* [Task to carry out] Search the material for the word "театре" and report each line where it turns up.

* [Data in this exercise]
(begin)
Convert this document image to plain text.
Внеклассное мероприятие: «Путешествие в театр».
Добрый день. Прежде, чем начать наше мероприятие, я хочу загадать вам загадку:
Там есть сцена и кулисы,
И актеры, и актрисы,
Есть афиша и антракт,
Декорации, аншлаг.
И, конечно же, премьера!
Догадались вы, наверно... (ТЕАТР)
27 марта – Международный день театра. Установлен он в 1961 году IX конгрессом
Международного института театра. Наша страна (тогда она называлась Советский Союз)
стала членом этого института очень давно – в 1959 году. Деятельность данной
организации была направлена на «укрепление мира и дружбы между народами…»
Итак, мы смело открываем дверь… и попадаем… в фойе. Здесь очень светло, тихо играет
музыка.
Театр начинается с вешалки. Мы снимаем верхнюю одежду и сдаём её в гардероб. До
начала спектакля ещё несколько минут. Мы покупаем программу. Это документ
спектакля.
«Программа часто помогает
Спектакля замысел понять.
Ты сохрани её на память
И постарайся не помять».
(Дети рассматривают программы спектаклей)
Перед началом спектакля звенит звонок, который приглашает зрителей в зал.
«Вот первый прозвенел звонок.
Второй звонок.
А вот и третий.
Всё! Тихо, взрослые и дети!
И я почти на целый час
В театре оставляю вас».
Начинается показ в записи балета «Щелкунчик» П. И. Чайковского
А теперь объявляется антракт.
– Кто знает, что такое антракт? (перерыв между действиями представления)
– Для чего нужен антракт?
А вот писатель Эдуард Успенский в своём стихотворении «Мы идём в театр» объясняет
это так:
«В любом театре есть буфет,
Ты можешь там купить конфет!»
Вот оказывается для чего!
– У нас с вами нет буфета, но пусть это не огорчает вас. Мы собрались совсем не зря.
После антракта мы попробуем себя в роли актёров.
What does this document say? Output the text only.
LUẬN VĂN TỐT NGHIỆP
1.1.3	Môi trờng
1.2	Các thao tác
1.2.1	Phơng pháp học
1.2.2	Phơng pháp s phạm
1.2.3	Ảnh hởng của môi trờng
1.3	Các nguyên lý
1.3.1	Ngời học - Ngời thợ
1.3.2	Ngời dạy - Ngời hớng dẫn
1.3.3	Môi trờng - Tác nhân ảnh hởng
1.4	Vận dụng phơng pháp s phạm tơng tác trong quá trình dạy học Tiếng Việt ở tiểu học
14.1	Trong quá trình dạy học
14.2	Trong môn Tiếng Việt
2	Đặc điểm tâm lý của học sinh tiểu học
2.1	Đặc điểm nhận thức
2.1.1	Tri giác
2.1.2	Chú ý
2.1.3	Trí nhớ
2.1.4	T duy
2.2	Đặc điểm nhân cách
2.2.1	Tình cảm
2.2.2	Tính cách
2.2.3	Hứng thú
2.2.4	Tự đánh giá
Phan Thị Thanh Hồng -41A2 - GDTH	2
(end)
* [Problem solution]
В театре оставляю вас».
«В любом театре есть буфет,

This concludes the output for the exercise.